MATERIAL SHOWN>

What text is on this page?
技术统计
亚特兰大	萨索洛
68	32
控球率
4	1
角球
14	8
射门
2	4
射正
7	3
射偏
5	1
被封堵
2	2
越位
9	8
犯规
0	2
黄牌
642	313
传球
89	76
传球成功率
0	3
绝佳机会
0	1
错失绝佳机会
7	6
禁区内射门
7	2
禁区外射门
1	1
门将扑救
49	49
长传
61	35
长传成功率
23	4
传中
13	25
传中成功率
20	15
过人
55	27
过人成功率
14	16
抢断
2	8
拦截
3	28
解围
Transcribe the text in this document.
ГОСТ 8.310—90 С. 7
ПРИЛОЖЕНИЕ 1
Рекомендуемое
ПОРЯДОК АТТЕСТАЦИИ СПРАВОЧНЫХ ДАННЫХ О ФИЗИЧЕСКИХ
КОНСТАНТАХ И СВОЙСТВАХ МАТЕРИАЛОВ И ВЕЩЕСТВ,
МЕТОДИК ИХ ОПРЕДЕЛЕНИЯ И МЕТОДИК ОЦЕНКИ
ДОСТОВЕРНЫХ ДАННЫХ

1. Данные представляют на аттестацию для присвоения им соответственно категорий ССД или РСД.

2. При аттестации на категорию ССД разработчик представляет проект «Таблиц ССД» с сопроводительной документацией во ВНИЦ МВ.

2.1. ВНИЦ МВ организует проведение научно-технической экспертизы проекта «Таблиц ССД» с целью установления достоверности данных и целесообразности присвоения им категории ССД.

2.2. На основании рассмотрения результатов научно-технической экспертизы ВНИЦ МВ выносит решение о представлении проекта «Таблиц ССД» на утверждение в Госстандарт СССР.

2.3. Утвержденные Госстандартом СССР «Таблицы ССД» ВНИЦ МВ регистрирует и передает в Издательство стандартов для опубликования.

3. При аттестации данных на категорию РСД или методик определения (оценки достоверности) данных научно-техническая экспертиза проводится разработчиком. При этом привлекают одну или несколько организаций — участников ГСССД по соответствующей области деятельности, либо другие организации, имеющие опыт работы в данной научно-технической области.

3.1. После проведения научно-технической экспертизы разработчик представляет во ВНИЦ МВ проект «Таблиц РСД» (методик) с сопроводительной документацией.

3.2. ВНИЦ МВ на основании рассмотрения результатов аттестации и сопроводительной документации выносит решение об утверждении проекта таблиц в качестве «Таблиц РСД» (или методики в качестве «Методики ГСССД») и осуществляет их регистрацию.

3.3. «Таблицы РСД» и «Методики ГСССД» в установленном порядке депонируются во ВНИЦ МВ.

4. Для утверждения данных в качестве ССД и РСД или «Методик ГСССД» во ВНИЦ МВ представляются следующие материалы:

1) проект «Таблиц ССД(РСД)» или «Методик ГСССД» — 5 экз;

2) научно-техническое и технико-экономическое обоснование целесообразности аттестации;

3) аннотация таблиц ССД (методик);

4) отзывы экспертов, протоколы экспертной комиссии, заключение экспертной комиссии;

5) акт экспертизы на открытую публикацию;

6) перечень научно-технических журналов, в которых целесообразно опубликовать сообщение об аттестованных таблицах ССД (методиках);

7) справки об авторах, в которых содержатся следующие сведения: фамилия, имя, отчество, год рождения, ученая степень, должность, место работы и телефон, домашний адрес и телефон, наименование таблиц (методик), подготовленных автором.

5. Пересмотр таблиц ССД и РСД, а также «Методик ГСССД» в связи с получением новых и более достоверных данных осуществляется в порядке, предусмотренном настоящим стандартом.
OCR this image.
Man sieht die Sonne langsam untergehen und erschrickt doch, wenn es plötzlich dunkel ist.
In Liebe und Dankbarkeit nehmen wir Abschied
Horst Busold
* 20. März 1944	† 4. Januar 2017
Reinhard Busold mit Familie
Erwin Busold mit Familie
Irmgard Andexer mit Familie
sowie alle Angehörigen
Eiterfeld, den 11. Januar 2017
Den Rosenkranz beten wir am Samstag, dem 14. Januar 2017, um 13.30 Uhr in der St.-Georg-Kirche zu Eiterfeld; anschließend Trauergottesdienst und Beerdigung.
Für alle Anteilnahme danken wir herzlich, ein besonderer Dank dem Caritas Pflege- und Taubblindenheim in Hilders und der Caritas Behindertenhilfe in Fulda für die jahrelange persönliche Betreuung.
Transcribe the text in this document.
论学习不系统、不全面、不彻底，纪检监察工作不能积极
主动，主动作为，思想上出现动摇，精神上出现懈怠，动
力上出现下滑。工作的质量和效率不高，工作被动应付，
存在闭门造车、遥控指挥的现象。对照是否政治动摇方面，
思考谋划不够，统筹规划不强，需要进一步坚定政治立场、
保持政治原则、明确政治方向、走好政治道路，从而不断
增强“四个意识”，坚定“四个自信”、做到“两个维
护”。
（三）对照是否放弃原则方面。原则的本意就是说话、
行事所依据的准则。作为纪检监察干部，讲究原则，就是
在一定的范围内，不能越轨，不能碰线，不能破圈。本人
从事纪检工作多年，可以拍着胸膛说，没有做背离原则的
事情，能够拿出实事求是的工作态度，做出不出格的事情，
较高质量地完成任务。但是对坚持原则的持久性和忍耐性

PROBLEM STATEMENT>
Using the listing above, retype each line exactly.

THE ANSWER>
What text is on this page?
技术统计
亚特兰大	萨索洛
68	32
控球率
4	1
角球
14	8
射门
2	4
射正
7	3
射偏
5	1
被封堵
2	2
越位
9	8
犯规
0	2
黄牌
642	313
传球
89	76
传球成功率
0	3
绝佳机会
0	1
错失绝佳机会
7	6
禁区内射门
7	2
禁区外射门
1	1
门将扑救
49	49
长传
61	35
长传成功率
23	4
传中
13	25
传中成功率
20	15
过人
55	27
过人成功率
14	16
抢断
2	8
拦截
3	28
解围
Transcribe the text in this document.
ГОСТ 8.310—90 С. 7
ПРИЛОЖЕНИЕ 1
Рекомендуемое
ПОРЯДОК АТТЕСТАЦИИ СПРАВОЧНЫХ ДАННЫХ О ФИЗИЧЕСКИХ
КОНСТАНТАХ И СВОЙСТВАХ МАТЕРИАЛОВ И ВЕЩЕСТВ,
МЕТОДИК ИХ ОПРЕДЕЛЕНИЯ И МЕТОДИК ОЦЕНКИ
ДОСТОВЕРНЫХ ДАННЫХ

1. Данные представляют на аттестацию для присвоения им соответственно категорий ССД или РСД.

2. При аттестации на категорию ССД разработчик представляет проект «Таблиц ССД» с сопроводительной документацией во ВНИЦ МВ.

2.1. ВНИЦ МВ организует проведение научно-технической экспертизы проекта «Таблиц ССД» с целью установления достоверности данных и целесообразности присвоения им категории ССД.

2.2. На основании рассмотрения результатов научно-технической экспертизы ВНИЦ МВ выносит решение о представлении проекта «Таблиц ССД» на утверждение в Госстандарт СССР.

2.3. Утвержденные Госстандартом СССР «Таблицы ССД» ВНИЦ МВ регистрирует и передает в Издательство стандартов для опубликования.

3. При аттестации данных на категорию РСД или методик определения (оценки достоверности) данных научно-техническая экспертиза проводится разработчиком. При этом привлекают одну или несколько организаций — участников ГСССД по соответствующей области деятельности, либо другие организации, имеющие опыт работы в данной научно-технической области.

3.1. После проведения научно-технической экспертизы разработчик представляет во ВНИЦ МВ проект «Таблиц РСД» (методик) с сопроводительной документацией.

3.2. ВНИЦ МВ на основании рассмотрения результатов аттестации и сопроводительной документации выносит решение об утверждении проекта таблиц в качестве «Таблиц РСД» (или методики в качестве «Методики ГСССД») и осуществляет их регистрацию.

3.3. «Таблицы РСД» и «Методики ГСССД» в установленном порядке депонируются во ВНИЦ МВ.

4. Для утверждения данных в качестве ССД и РСД или «Методик ГСССД» во ВНИЦ МВ представляются следующие материалы:

1) проект «Таблиц ССД(РСД)» или «Методик ГСССД» — 5 экз;

2) научно-техническое и технико-экономическое обоснование целесообразности аттестации;

3) аннотация таблиц ССД (методик);

4) отзывы экспертов, протоколы экспертной комиссии, заключение экспертной комиссии;

5) акт экспертизы на открытую публикацию;

6) перечень научно-технических журналов, в которых целесообразно опубликовать сообщение об аттестованных таблицах ССД (методиках);

7) справки об авторах, в которых содержатся следующие сведения: фамилия, имя, отчество, год рождения, ученая степень, должность, место работы и телефон, домашний адрес и телефон, наименование таблиц (методик), подготовленных автором.

5. Пересмотр таблиц ССД и РСД, а также «Методик ГСССД» в связи с получением новых и более достоверных данных осуществляется в порядке, предусмотренном настоящим стандартом.
OCR this image.
Man sieht die Sonne langsam untergehen und erschrickt doch, wenn es plötzlich dunkel ist.
In Liebe und Dankbarkeit nehmen wir Abschied
Horst Busold
* 20. März 1944	† 4. Januar 2017
Reinhard Busold mit Familie
Erwin Busold mit Familie
Irmgard Andexer mit Familie
sowie alle Angehörigen
Eiterfeld, den 11. Januar 2017
Den Rosenkranz beten wir am Samstag, dem 14. Januar 2017, um 13.30 Uhr in der St.-Georg-Kirche zu Eiterfeld; anschließend Trauergottesdienst und Beerdigung.
Für alle Anteilnahme danken wir herzlich, ein besonderer Dank dem Caritas Pflege- und Taubblindenheim in Hilders und der Caritas Behindertenhilfe in Fulda für die jahrelange persönliche Betreuung.
Transcribe the text in this document.
论学习不系统、不全面、不彻底，纪检监察工作不能积极
主动，主动作为，思想上出现动摇，精神上出现懈怠，动
力上出现下滑。工作的质量和效率不高，工作被动应付，
存在闭门造车、遥控指挥的现象。对照是否政治动摇方面，
思考谋划不够，统筹规划不强，需要进一步坚定政治立场、
保持政治原则、明确政治方向、走好政治道路，从而不断
增强“四个意识”，坚定“四个自信”、做到“两个维
护”。
（三）对照是否放弃原则方面。原则的本意就是说话、
行事所依据的准则。作为纪检监察干部，讲究原则，就是
在一定的范围内，不能越轨，不能碰线，不能破圈。本人
从事纪检工作多年，可以拍着胸膛说，没有做背离原则的
事情，能够拿出实事求是的工作态度，做出不出格的事情，
较高质量地完成任务。但是对坚持原则的持久性和忍耐性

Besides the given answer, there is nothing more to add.